Document extract:

□ □ □ □

A child seeing a zebra for the first time and calling it a horse. The child assimilates this
information into her schema for a horse. When the child accommodates information, she
takes into consideration the different properties of a zebra compared to a horse, perhaps
calling a zebra a horse with stripes. When she eventually learns the name of zebra, she has
accommodated this information.
Assimilation is like adding air into a balloon. You just keep blowing it up. It gets bigger and
bigger. For example, a two year old's schema of a tree is "green and big with bark” - over
time the child adds information (some trees lose their leaves, some trees have names, we
use a tree at Christmas, etc.) - Your balloon just gets full of more information that fits neatly
with what you know and adds onto it.
When a child learns the word for dog, they start to call all four-legged animals dogs. This is
assimilation. People around them will say, no, that's not a dog, it's a cat. The schema for
dog then gets modified to restrict it to only certain four-legged animals. That
is accommodation.

□ □ □ □

Stored dataset items:
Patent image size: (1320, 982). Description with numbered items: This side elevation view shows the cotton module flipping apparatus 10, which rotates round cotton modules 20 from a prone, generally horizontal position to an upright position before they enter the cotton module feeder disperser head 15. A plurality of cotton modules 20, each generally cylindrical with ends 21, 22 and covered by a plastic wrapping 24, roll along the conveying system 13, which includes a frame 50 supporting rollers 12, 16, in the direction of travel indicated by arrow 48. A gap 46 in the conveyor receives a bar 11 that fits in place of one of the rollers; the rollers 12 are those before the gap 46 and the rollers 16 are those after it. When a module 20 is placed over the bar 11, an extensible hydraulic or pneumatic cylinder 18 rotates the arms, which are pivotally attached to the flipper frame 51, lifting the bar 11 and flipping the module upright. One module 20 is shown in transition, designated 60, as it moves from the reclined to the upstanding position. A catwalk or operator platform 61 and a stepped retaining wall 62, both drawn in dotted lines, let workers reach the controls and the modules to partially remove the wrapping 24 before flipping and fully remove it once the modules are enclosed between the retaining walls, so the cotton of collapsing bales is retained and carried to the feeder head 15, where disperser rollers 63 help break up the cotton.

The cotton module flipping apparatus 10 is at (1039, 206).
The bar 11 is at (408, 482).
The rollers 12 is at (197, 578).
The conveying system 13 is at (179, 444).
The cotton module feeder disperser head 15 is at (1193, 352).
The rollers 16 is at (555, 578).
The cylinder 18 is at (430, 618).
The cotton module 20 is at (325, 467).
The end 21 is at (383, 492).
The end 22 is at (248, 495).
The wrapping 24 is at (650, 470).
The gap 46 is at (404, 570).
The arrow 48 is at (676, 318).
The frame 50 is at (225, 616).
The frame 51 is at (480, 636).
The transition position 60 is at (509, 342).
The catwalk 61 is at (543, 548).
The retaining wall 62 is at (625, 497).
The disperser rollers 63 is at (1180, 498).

□ □ □ □

Task instructions:
From the passage on assimilation and accommodation, extract everything from "A child seeing" down to "accommodated this information.". The listing has no connection to the passage on assimilation and accommodation.

The completed task:
A child seeing a zebra for the first time and calling it a horse. The child assimilates this
information into her schema for a horse. When the child accommodates information, she
takes into consideration the different properties of a zebra compared to a horse, perhaps
calling a zebra a horse with stripes. When she eventually learns the name of zebra, she has
accommodated this information.